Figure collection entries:
++++
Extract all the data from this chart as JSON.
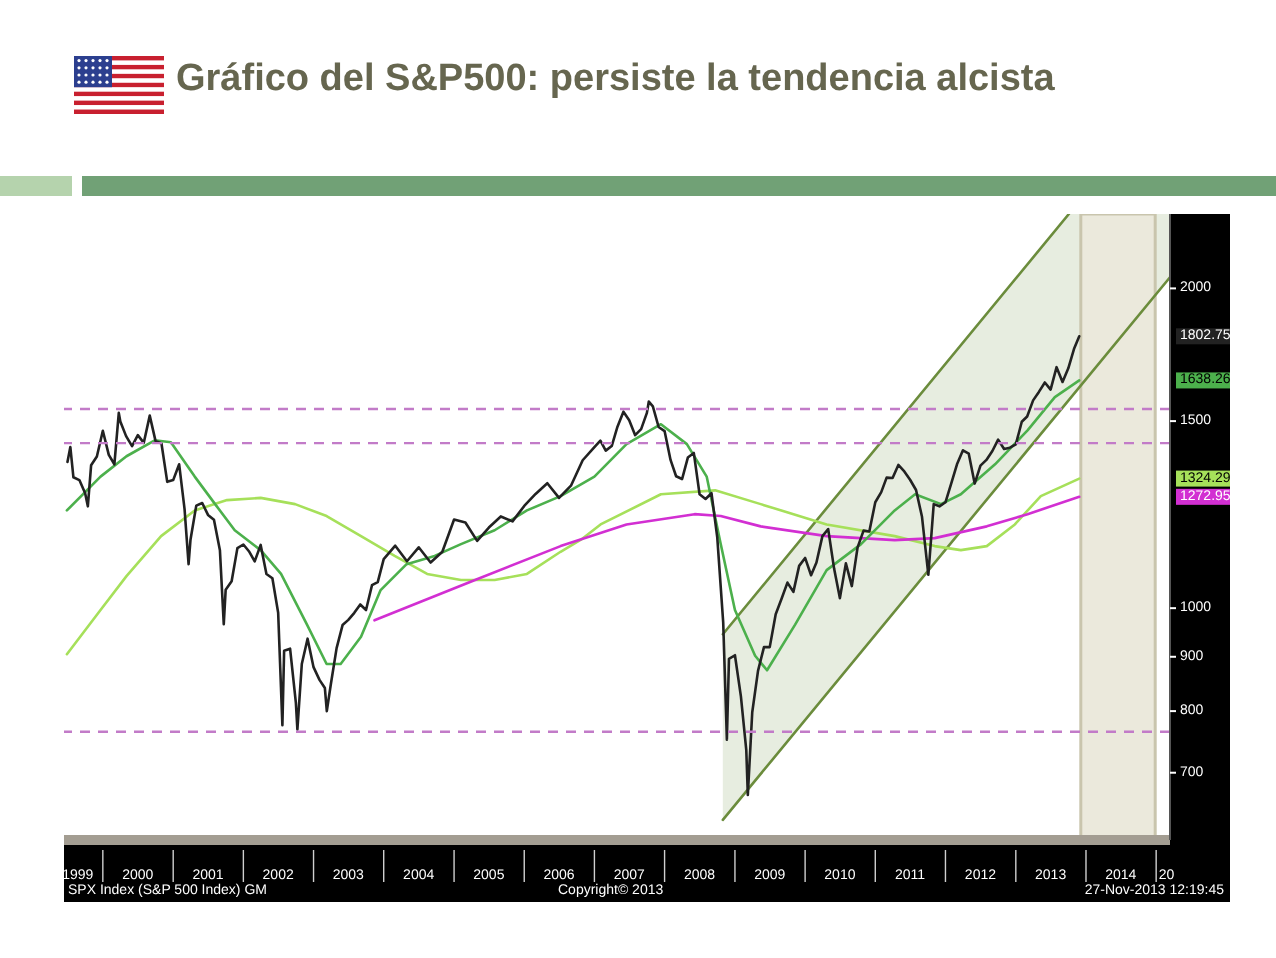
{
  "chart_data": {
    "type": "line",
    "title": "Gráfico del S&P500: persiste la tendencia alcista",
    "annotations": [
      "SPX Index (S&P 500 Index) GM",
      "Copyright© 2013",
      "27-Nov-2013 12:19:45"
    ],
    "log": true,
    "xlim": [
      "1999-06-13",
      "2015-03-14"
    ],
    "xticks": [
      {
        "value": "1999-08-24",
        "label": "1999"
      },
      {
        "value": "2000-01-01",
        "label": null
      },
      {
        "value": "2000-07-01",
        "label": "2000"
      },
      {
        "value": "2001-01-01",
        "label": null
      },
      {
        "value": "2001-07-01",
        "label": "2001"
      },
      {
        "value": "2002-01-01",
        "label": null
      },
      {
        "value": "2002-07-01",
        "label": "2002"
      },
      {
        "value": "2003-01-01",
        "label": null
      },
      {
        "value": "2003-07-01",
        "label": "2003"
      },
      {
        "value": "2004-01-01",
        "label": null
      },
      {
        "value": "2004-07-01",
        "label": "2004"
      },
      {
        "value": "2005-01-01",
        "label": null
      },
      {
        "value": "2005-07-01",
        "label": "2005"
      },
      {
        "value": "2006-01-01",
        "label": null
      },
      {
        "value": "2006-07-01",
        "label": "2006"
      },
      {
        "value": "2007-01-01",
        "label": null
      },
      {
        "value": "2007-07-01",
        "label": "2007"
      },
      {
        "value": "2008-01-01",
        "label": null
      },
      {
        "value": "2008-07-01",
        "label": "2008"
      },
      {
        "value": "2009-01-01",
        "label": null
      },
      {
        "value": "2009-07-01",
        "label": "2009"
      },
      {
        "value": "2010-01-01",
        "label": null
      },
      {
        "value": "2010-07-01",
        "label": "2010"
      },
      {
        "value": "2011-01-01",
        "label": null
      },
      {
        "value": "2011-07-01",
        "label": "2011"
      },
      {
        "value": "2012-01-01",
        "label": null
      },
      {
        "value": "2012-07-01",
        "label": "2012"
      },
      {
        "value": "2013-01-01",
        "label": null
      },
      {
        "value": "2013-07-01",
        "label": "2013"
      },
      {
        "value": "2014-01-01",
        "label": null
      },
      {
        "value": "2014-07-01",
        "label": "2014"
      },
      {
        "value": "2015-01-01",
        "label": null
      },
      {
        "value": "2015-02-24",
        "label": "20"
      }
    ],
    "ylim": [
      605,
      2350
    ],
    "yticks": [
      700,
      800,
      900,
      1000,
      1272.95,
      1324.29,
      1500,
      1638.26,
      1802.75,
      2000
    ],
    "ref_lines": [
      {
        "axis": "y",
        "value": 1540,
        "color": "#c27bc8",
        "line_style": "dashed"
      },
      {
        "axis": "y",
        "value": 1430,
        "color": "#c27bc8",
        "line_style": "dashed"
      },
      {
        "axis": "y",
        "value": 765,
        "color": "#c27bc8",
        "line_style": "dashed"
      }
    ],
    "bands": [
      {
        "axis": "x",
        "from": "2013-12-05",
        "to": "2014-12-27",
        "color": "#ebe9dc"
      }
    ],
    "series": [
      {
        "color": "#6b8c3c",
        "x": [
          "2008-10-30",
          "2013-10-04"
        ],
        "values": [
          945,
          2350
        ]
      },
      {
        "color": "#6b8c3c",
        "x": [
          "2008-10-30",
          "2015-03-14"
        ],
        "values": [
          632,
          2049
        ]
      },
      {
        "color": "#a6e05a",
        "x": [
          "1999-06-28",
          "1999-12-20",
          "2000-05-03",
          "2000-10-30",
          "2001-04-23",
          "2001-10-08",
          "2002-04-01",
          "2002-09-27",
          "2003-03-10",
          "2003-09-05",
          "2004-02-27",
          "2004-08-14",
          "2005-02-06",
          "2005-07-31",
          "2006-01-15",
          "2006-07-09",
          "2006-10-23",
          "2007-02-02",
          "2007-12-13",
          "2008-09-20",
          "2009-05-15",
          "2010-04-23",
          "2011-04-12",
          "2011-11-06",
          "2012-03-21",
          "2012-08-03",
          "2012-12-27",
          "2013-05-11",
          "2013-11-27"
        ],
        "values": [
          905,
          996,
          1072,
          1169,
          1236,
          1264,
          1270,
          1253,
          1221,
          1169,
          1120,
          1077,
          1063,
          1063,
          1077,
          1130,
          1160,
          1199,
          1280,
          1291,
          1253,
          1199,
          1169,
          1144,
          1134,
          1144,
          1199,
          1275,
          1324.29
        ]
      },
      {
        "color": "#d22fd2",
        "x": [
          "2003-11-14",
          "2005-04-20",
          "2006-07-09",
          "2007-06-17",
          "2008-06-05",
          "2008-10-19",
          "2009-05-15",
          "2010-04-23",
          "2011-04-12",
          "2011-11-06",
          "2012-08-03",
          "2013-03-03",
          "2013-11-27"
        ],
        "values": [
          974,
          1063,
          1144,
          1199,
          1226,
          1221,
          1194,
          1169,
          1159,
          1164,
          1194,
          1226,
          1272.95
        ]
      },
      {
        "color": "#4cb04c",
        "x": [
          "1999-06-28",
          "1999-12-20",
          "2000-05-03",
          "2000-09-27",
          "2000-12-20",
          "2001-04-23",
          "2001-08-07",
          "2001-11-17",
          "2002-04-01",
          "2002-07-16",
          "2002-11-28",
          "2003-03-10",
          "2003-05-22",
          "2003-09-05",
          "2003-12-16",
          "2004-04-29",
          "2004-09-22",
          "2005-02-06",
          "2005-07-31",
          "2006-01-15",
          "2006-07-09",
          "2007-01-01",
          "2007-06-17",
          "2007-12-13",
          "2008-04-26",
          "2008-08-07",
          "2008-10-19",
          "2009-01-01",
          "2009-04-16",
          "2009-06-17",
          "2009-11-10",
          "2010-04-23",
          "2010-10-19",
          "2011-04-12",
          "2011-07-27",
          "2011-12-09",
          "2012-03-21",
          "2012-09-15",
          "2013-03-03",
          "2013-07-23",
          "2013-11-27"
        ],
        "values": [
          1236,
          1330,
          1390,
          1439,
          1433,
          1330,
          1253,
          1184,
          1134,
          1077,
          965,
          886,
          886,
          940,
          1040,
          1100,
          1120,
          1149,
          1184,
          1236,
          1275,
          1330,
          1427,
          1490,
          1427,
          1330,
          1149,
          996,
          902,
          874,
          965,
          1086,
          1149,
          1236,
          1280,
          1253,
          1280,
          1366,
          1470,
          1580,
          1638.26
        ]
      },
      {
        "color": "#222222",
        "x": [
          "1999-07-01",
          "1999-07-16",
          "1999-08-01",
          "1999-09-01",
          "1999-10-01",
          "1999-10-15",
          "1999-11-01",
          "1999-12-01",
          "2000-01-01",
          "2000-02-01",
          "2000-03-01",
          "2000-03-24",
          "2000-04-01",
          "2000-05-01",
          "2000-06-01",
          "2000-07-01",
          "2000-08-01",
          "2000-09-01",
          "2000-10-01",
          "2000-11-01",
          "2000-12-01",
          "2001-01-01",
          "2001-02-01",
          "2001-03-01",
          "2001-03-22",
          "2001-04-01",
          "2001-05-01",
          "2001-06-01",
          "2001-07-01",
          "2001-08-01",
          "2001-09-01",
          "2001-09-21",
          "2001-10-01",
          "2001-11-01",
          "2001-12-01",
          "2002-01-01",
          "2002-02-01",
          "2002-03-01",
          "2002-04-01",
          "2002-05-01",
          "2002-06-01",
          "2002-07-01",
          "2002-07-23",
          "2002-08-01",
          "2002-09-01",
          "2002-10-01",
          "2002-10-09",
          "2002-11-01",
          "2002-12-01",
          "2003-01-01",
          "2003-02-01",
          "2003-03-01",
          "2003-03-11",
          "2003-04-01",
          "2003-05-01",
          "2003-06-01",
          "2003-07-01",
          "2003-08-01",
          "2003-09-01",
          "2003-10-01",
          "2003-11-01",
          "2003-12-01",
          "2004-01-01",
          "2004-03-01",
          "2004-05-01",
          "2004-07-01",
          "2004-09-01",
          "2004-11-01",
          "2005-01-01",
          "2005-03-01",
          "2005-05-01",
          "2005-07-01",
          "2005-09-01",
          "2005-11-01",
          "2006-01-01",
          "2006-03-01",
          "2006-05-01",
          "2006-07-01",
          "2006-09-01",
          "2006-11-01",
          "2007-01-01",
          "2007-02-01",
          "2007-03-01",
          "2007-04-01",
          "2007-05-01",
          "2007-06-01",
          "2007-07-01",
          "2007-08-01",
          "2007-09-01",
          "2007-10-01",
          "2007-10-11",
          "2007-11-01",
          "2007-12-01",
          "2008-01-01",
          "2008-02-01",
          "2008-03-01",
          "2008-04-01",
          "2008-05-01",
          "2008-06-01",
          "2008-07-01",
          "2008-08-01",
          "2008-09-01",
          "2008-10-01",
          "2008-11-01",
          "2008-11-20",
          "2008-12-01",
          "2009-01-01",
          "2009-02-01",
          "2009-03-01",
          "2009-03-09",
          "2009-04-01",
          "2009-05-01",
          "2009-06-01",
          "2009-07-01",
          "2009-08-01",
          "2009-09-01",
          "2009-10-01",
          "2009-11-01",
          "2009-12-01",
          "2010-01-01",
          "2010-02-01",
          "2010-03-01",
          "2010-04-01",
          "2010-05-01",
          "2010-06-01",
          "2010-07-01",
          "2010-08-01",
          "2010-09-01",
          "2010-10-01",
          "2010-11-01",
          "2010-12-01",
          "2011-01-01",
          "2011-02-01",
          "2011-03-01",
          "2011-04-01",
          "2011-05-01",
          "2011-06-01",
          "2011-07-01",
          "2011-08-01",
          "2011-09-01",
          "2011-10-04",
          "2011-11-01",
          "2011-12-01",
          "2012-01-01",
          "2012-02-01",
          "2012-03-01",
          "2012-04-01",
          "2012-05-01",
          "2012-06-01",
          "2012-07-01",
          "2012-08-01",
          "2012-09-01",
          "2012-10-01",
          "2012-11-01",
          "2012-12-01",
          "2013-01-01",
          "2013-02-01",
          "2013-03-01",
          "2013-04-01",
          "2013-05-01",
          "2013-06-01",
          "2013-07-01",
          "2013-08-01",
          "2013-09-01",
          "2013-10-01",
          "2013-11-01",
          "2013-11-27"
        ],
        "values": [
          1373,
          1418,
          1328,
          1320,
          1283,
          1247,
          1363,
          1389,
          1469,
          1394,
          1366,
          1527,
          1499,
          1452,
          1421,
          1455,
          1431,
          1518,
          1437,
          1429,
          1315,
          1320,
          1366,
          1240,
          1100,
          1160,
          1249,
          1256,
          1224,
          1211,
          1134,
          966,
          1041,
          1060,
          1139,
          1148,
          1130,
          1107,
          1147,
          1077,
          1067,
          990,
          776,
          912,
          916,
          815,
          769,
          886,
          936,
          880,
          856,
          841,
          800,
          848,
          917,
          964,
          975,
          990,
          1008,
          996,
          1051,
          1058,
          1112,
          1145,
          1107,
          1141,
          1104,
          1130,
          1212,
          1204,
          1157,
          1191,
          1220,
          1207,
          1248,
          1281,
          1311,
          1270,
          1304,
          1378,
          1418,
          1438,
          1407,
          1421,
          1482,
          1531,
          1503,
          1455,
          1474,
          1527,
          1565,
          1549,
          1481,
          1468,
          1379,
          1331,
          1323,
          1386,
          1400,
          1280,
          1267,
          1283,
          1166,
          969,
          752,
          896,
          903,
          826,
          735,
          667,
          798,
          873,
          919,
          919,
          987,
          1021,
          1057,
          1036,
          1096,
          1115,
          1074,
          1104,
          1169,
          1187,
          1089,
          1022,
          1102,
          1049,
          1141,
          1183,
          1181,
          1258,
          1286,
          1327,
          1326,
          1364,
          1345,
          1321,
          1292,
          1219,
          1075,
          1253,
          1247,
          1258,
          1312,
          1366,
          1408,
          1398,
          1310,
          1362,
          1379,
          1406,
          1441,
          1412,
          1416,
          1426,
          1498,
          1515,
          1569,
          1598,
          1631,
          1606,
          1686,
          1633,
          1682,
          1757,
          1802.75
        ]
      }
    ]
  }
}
++++
== DIRECTIONS FOR THIS TASK ==
Give only the number of lines in the preceding material that contain the string "from".

== EXERCISE OUTPUT ==
2